**Problem details:** Each record below is to be copied word for word, with pictures removed.

**Excerpted data:**

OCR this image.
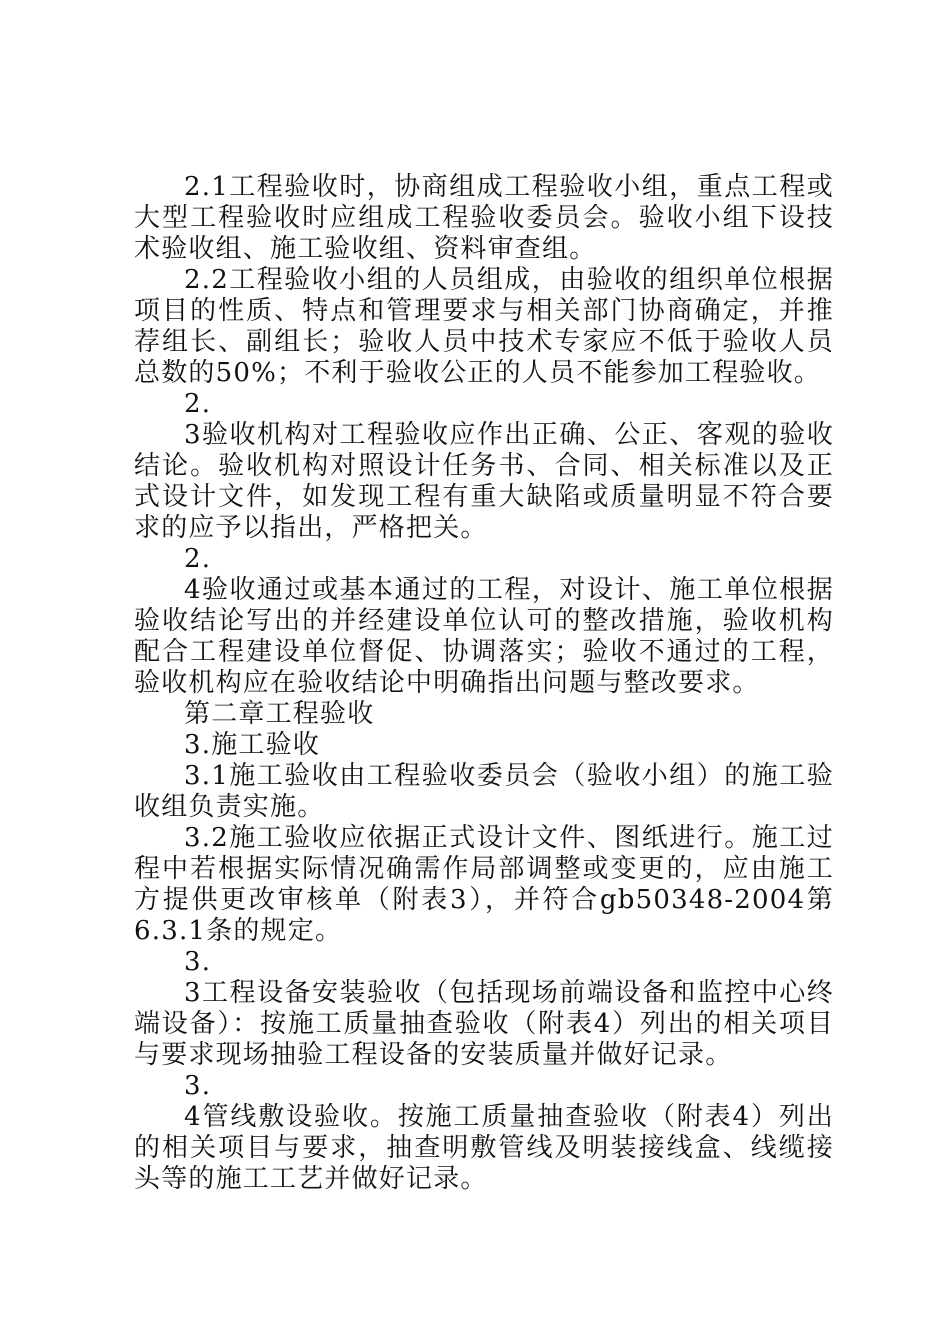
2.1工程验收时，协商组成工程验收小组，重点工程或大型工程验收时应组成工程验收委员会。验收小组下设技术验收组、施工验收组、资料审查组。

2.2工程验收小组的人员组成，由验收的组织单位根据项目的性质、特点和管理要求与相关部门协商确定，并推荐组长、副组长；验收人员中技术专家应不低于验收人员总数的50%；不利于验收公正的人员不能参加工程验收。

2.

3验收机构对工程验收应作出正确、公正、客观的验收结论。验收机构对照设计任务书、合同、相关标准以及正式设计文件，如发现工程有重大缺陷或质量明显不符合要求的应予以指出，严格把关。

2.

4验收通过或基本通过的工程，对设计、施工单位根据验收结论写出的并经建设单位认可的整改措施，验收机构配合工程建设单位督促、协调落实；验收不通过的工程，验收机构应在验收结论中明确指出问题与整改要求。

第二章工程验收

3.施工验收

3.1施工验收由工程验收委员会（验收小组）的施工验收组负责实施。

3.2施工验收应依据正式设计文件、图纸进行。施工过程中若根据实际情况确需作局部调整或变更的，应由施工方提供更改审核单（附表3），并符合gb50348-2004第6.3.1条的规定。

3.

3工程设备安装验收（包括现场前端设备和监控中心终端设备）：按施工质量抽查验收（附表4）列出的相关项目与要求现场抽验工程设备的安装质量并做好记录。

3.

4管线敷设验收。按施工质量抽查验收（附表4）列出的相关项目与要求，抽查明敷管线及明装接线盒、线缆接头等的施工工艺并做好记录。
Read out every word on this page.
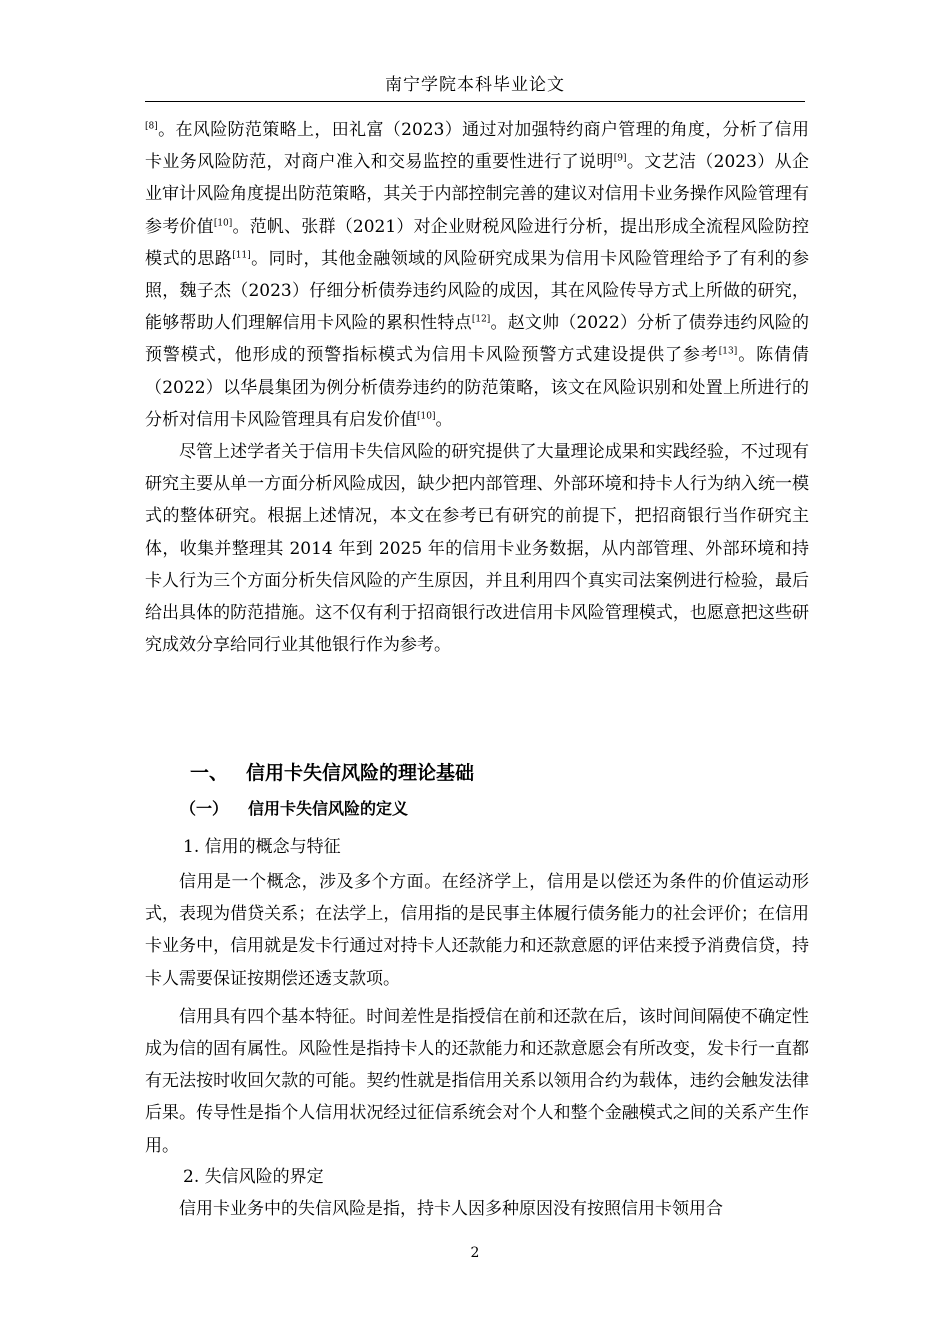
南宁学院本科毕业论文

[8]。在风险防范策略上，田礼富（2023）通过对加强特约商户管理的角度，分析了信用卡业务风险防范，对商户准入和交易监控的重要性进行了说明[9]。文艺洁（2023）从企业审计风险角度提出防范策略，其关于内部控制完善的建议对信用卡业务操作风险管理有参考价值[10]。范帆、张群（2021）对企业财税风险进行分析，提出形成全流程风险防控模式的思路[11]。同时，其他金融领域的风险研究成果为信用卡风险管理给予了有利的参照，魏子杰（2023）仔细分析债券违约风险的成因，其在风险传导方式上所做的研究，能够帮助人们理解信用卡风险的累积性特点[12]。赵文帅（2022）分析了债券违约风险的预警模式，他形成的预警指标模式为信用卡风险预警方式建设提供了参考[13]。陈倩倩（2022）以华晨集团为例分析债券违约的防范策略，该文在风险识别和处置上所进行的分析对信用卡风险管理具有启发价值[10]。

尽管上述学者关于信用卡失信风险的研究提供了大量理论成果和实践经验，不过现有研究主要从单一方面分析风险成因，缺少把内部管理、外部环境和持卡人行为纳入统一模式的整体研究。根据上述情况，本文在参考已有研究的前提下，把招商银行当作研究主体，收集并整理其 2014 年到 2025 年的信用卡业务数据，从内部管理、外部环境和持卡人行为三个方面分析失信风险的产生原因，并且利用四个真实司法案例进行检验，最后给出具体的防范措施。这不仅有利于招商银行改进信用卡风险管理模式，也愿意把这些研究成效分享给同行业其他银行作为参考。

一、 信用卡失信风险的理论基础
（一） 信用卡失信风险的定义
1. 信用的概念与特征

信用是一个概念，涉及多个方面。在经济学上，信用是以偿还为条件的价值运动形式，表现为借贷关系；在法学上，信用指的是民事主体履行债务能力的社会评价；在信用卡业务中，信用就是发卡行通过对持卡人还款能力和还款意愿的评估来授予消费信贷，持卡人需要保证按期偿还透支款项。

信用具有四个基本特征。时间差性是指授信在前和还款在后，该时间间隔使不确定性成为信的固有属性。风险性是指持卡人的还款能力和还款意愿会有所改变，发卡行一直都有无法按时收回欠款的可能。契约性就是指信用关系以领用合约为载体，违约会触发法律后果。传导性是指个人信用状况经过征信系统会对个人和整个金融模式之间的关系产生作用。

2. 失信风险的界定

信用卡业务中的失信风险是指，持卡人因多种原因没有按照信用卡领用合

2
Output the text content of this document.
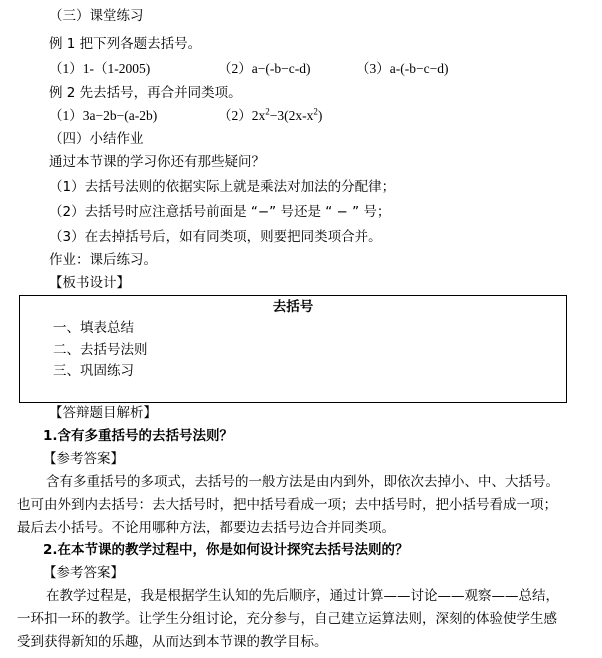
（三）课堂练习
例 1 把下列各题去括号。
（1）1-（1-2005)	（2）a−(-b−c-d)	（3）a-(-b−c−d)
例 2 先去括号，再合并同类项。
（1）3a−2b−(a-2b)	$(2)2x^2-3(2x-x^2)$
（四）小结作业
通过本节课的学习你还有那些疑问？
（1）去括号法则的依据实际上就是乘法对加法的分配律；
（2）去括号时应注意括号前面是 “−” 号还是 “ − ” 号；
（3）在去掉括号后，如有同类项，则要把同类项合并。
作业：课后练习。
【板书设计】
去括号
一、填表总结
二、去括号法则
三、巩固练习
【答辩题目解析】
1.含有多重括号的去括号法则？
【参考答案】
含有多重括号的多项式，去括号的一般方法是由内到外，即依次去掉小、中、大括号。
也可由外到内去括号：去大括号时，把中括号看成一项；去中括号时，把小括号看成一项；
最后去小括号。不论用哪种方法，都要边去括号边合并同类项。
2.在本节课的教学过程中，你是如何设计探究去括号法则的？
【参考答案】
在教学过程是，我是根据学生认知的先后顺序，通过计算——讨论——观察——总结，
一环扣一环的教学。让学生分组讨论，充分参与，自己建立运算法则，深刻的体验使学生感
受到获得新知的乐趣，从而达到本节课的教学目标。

**Answer to the problem:**
OCR this image.
2.1工程验收时，协商组成工程验收小组，重点工程或大型工程验收时应组成工程验收委员会。验收小组下设技术验收组、施工验收组、资料审查组。

2.2工程验收小组的人员组成，由验收的组织单位根据项目的性质、特点和管理要求与相关部门协商确定，并推荐组长、副组长；验收人员中技术专家应不低于验收人员总数的50%；不利于验收公正的人员不能参加工程验收。

2.

3验收机构对工程验收应作出正确、公正、客观的验收结论。验收机构对照设计任务书、合同、相关标准以及正式设计文件，如发现工程有重大缺陷或质量明显不符合要求的应予以指出，严格把关。

2.

4验收通过或基本通过的工程，对设计、施工单位根据验收结论写出的并经建设单位认可的整改措施，验收机构配合工程建设单位督促、协调落实；验收不通过的工程，验收机构应在验收结论中明确指出问题与整改要求。

第二章工程验收

3.施工验收

3.1施工验收由工程验收委员会（验收小组）的施工验收组负责实施。

3.2施工验收应依据正式设计文件、图纸进行。施工过程中若根据实际情况确需作局部调整或变更的，应由施工方提供更改审核单（附表3），并符合gb50348-2004第6.3.1条的规定。

3.

3工程设备安装验收（包括现场前端设备和监控中心终端设备）：按施工质量抽查验收（附表4）列出的相关项目与要求现场抽验工程设备的安装质量并做好记录。

3.

4管线敷设验收。按施工质量抽查验收（附表4）列出的相关项目与要求，抽查明敷管线及明装接线盒、线缆接头等的施工工艺并做好记录。
Read out every word on this page.
南宁学院本科毕业论文

[8]。在风险防范策略上，田礼富（2023）通过对加强特约商户管理的角度，分析了信用卡业务风险防范，对商户准入和交易监控的重要性进行了说明[9]。文艺洁（2023）从企业审计风险角度提出防范策略，其关于内部控制完善的建议对信用卡业务操作风险管理有参考价值[10]。范帆、张群（2021）对企业财税风险进行分析，提出形成全流程风险防控模式的思路[11]。同时，其他金融领域的风险研究成果为信用卡风险管理给予了有利的参照，魏子杰（2023）仔细分析债券违约风险的成因，其在风险传导方式上所做的研究，能够帮助人们理解信用卡风险的累积性特点[12]。赵文帅（2022）分析了债券违约风险的预警模式，他形成的预警指标模式为信用卡风险预警方式建设提供了参考[13]。陈倩倩（2022）以华晨集团为例分析债券违约的防范策略，该文在风险识别和处置上所进行的分析对信用卡风险管理具有启发价值[10]。

尽管上述学者关于信用卡失信风险的研究提供了大量理论成果和实践经验，不过现有研究主要从单一方面分析风险成因，缺少把内部管理、外部环境和持卡人行为纳入统一模式的整体研究。根据上述情况，本文在参考已有研究的前提下，把招商银行当作研究主体，收集并整理其 2014 年到 2025 年的信用卡业务数据，从内部管理、外部环境和持卡人行为三个方面分析失信风险的产生原因，并且利用四个真实司法案例进行检验，最后给出具体的防范措施。这不仅有利于招商银行改进信用卡风险管理模式，也愿意把这些研究成效分享给同行业其他银行作为参考。

一、 信用卡失信风险的理论基础
（一） 信用卡失信风险的定义
1. 信用的概念与特征

信用是一个概念，涉及多个方面。在经济学上，信用是以偿还为条件的价值运动形式，表现为借贷关系；在法学上，信用指的是民事主体履行债务能力的社会评价；在信用卡业务中，信用就是发卡行通过对持卡人还款能力和还款意愿的评估来授予消费信贷，持卡人需要保证按期偿还透支款项。

信用具有四个基本特征。时间差性是指授信在前和还款在后，该时间间隔使不确定性成为信的固有属性。风险性是指持卡人的还款能力和还款意愿会有所改变，发卡行一直都有无法按时收回欠款的可能。契约性就是指信用关系以领用合约为载体，违约会触发法律后果。传导性是指个人信用状况经过征信系统会对个人和整个金融模式之间的关系产生作用。

2. 失信风险的界定

信用卡业务中的失信风险是指，持卡人因多种原因没有按照信用卡领用合

2
Output the text content of this document.
（三）课堂练习
例 1 把下列各题去括号。
（1）1-（1-2005)	（2）a−(-b−c-d)	（3）a-(-b−c−d)
例 2 先去括号，再合并同类项。
（1）3a−2b−(a-2b)	$(2)2x^2-3(2x-x^2)$
（四）小结作业
通过本节课的学习你还有那些疑问？
（1）去括号法则的依据实际上就是乘法对加法的分配律；
（2）去括号时应注意括号前面是 “−” 号还是 “ − ” 号；
（3）在去掉括号后，如有同类项，则要把同类项合并。
作业：课后练习。
【板书设计】
去括号
一、填表总结
二、去括号法则
三、巩固练习
【答辩题目解析】
1.含有多重括号的去括号法则？
【参考答案】
含有多重括号的多项式，去括号的一般方法是由内到外，即依次去掉小、中、大括号。
也可由外到内去括号：去大括号时，把中括号看成一项；去中括号时，把小括号看成一项；
最后去小括号。不论用哪种方法，都要边去括号边合并同类项。
2.在本节课的教学过程中，你是如何设计探究去括号法则的？
【参考答案】
在教学过程是，我是根据学生认知的先后顺序，通过计算——讨论——观察——总结，
一环扣一环的教学。让学生分组讨论，充分参与，自己建立运算法则，深刻的体验使学生感
受到获得新知的乐趣，从而达到本节课的教学目标。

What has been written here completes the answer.